## Required work:
Records follow. Pull out every line that contains "color".

(Figure record listings)
-- Begin --

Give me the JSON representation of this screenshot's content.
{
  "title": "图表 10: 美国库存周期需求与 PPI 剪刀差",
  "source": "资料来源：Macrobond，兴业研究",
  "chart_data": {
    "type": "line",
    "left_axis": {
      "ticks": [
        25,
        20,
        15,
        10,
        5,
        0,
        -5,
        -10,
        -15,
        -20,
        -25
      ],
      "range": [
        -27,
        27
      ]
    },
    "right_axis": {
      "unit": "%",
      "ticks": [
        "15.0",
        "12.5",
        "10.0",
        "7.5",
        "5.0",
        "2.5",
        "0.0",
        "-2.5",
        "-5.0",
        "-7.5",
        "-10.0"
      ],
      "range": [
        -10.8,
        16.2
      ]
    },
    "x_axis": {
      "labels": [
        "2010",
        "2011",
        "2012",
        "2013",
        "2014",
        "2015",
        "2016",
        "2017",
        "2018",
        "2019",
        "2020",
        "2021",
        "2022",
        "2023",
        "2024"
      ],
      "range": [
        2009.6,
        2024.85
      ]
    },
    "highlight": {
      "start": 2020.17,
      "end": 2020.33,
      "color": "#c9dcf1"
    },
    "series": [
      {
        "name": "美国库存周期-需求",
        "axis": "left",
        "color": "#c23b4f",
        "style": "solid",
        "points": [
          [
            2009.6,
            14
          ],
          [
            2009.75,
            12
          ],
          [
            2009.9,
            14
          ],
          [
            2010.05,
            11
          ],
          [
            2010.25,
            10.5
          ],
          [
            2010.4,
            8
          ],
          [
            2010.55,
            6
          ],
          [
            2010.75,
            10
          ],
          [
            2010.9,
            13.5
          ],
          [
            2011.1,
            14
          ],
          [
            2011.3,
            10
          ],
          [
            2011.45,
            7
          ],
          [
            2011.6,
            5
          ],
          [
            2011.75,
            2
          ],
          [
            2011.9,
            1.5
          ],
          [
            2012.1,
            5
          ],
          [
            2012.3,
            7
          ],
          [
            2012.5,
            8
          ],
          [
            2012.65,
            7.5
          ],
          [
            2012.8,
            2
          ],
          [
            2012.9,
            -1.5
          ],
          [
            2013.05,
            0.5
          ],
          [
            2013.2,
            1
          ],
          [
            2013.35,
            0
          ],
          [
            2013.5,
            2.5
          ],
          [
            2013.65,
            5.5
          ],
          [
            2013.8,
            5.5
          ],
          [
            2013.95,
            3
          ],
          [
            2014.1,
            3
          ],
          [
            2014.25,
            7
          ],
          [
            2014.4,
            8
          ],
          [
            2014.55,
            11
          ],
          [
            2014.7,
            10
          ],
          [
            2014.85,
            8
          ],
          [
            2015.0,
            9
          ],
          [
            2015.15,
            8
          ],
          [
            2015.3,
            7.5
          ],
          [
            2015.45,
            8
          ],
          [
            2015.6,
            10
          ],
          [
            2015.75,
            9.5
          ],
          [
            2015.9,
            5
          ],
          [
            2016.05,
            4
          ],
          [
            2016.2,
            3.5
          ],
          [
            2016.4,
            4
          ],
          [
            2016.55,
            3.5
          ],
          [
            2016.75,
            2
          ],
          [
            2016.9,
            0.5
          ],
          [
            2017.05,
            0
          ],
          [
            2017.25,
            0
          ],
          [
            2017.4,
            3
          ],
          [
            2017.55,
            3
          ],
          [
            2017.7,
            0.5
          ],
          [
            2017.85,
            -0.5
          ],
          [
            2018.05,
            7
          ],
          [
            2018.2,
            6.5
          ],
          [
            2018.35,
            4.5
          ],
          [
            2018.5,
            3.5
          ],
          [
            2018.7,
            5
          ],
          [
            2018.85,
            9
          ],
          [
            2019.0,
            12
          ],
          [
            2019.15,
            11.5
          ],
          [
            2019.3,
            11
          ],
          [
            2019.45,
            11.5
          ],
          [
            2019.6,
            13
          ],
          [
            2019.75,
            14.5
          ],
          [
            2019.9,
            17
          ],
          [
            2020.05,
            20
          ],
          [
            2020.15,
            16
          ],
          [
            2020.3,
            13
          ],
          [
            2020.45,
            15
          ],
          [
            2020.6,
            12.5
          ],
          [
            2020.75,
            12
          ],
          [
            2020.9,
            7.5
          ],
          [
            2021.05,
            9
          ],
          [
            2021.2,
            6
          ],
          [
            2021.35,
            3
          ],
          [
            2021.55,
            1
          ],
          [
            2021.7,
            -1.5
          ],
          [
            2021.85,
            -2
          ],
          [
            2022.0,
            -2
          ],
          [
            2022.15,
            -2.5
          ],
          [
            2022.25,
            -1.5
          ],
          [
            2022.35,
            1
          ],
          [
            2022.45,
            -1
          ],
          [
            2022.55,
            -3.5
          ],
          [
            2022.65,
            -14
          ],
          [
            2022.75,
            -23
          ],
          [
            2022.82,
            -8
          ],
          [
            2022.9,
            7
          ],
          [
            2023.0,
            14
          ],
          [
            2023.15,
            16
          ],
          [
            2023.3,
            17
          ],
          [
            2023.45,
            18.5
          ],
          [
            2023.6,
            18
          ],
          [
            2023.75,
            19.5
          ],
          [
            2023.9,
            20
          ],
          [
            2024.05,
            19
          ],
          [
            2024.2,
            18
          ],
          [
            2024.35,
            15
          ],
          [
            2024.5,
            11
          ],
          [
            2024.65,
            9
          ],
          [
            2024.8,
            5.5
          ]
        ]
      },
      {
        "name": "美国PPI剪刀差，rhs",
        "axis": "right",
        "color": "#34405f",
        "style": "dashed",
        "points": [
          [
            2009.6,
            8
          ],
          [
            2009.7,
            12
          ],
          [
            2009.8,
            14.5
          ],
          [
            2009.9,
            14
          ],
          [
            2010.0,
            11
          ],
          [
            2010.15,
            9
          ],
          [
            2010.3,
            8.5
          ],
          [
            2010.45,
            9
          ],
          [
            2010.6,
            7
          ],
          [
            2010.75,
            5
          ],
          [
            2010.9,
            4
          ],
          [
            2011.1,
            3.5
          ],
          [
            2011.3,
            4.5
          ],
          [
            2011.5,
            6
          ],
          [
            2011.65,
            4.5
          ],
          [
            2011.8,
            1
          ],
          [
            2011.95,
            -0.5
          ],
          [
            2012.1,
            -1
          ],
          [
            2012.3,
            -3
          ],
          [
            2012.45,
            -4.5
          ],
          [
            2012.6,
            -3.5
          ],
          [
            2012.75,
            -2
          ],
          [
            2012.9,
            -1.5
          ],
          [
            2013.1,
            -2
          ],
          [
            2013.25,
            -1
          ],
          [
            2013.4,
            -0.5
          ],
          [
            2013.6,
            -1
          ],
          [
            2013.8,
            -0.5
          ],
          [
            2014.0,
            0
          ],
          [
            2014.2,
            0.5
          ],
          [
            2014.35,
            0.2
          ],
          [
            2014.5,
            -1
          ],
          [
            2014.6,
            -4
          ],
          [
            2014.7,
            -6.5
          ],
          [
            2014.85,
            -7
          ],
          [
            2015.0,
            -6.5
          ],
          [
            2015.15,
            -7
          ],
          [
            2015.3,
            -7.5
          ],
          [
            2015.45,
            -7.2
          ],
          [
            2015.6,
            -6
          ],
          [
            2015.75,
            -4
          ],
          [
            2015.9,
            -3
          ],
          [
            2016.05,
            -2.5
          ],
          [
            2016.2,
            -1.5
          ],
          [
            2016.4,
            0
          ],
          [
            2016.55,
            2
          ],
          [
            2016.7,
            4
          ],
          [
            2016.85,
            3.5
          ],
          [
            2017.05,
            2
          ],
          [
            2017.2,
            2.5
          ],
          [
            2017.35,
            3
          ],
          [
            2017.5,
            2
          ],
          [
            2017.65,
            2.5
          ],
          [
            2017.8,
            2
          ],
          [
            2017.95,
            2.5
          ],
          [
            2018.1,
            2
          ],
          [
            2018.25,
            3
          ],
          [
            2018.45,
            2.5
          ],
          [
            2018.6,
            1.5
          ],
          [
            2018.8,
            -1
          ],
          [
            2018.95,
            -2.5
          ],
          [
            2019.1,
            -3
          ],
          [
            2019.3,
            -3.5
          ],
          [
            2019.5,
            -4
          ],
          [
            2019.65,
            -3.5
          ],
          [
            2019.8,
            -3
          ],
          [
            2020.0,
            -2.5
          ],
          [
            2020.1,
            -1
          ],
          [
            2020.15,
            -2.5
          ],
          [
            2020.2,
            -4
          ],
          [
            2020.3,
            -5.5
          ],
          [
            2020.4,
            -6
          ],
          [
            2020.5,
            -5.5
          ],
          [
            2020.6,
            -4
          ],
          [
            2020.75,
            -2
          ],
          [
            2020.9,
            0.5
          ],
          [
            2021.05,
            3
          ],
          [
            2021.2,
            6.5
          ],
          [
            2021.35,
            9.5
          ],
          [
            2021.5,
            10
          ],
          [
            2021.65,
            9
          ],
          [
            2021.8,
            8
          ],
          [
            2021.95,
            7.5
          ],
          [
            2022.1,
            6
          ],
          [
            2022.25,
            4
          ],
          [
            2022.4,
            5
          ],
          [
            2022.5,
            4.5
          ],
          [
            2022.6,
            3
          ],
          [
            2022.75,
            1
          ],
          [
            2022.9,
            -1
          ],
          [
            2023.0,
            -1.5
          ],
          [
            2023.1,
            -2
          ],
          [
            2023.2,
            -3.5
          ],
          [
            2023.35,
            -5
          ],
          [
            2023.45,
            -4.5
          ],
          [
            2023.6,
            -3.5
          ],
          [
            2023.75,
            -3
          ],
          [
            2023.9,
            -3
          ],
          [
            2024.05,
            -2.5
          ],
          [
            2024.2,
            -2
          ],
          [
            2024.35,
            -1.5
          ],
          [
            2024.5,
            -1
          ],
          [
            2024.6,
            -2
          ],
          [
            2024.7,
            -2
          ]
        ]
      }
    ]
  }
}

-- End --

## Solution to the exercise:
      "color": "#c9dcf1"
        "color": "#c23b4f",
        "color": "#34405f",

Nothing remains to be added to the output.